# Your instructions
In the records below, count every line containing "besonders". Reply with the number only.

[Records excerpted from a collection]

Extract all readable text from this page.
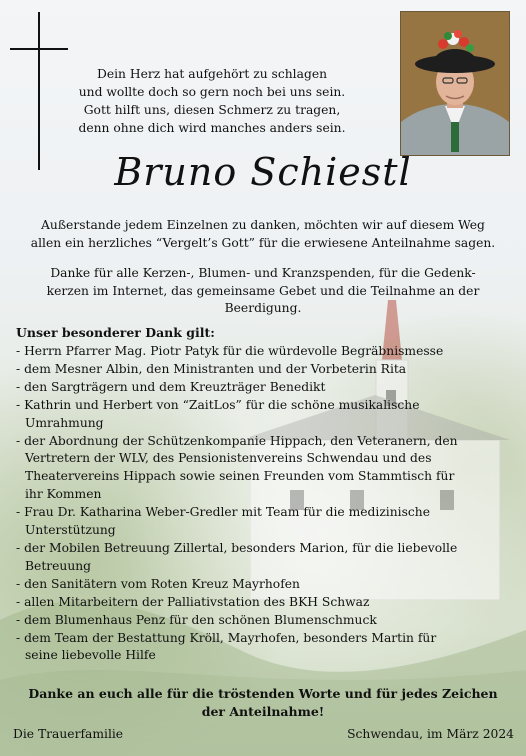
Dein Herz hat aufgehört zu schlagen
und wollte doch so gern noch bei uns sein.
Gott hilft uns, diesen Schmerz zu tragen,
denn ohne dich wird manches anders sein.
Bruno Schiestl
Außerstande jedem Einzelnen zu danken, möchten wir auf diesem Weg
allen ein herzliches “Vergelt’s Gott” für die erwiesene Anteilnahme sagen.
Danke für alle Kerzen-, Blumen- und Kranzspenden, für die Gedenk-
kerzen im Internet, das gemeinsame Gebet und die Teilnahme an der
Beerdigung.
Unser besonderer Dank gilt:
- Herrn Pfarrer Mag. Piotr Patyk für die würdevolle Begräbnismesse
- dem Mesner Albin, den Ministranten und der Vorbeterin Rita
- den Sargträgern und dem Kreuzträger Benedikt
- Kathrin und Herbert von “ZaitLos” für die schöne musikalische
Umrahmung
- der Abordnung der Schützenkompanie Hippach, den Veteranern, den
Vertretern der WLV, des Pensionistenvereins Schwendau und des
Theatervereins Hippach sowie seinen Freunden vom Stammtisch für
ihr Kommen
- Frau Dr. Katharina Weber-Gredler mit Team für die medizinische
Unterstützung
- der Mobilen Betreuung Zillertal, besonders Marion, für die liebevolle
Betreuung
- den Sanitätern vom Roten Kreuz Mayrhofen
- allen Mitarbeitern der Palliativstation des BKH Schwaz
- dem Blumenhaus Penz für den schönen Blumenschmuck
- dem Team der Bestattung Kröll, Mayrhofen, besonders Martin für
seine liebevolle Hilfe
Danke an euch alle für die tröstenden Worte und für jedes Zeichen
der Anteilnahme!
Die Trauerfamilie	Schwendau, im März 2024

# Solution below
2